Task description =>
All entries below are to be set down again, identical to the source.

== Exercise inputs ==

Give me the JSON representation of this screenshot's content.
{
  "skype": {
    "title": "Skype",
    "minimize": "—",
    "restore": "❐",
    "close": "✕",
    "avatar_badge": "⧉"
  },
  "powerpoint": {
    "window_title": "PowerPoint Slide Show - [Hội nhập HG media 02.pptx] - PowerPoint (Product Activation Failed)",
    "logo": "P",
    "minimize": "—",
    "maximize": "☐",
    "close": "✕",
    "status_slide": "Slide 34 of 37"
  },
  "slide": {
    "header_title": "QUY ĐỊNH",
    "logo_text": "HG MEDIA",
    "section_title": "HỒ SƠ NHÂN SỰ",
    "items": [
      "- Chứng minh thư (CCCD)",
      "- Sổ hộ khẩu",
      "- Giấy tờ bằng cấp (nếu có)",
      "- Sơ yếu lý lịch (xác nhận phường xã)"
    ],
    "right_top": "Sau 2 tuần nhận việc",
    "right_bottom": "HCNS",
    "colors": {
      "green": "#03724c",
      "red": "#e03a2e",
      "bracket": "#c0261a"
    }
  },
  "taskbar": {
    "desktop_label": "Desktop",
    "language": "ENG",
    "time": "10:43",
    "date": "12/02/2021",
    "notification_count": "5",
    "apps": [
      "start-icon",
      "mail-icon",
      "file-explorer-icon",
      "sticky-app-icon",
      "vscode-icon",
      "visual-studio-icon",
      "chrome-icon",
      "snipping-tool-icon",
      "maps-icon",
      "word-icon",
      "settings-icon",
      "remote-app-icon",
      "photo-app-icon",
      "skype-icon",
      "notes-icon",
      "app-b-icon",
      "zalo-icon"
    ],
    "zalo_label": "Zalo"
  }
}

===

Answer for this exercise =>
Give me the JSON representation of this screenshot's content.
{
  "skype": {
    "title": "Skype",
    "minimize": "—",
    "restore": "❐",
    "close": "✕",
    "avatar_badge": "⧉"
  },
  "powerpoint": {
    "window_title": "PowerPoint Slide Show - [Hội nhập HG media 02.pptx] - PowerPoint (Product Activation Failed)",
    "logo": "P",
    "minimize": "—",
    "maximize": "☐",
    "close": "✕",
    "status_slide": "Slide 34 of 37"
  },
  "slide": {
    "header_title": "QUY ĐỊNH",
    "logo_text": "HG MEDIA",
    "section_title": "HỒ SƠ NHÂN SỰ",
    "items": [
      "- Chứng minh thư (CCCD)",
      "- Sổ hộ khẩu",
      "- Giấy tờ bằng cấp (nếu có)",
      "- Sơ yếu lý lịch (xác nhận phường xã)"
    ],
    "right_top": "Sau 2 tuần nhận việc",
    "right_bottom": "HCNS",
    "colors": {
      "green": "#03724c",
      "red": "#e03a2e",
      "bracket": "#c0261a"
    }
  },
  "taskbar": {
    "desktop_label": "Desktop",
    "language": "ENG",
    "time": "10:43",
    "date": "12/02/2021",
    "notification_count": "5",
    "apps": [
      "start-icon",
      "mail-icon",
      "file-explorer-icon",
      "sticky-app-icon",
      "vscode-icon",
      "visual-studio-icon",
      "chrome-icon",
      "snipping-tool-icon",
      "maps-icon",
      "word-icon",
      "settings-icon",
      "remote-app-icon",
      "photo-app-icon",
      "skype-icon",
      "notes-icon",
      "app-b-icon",
      "zalo-icon"
    ],
    "zalo_label": "Zalo"
  }
}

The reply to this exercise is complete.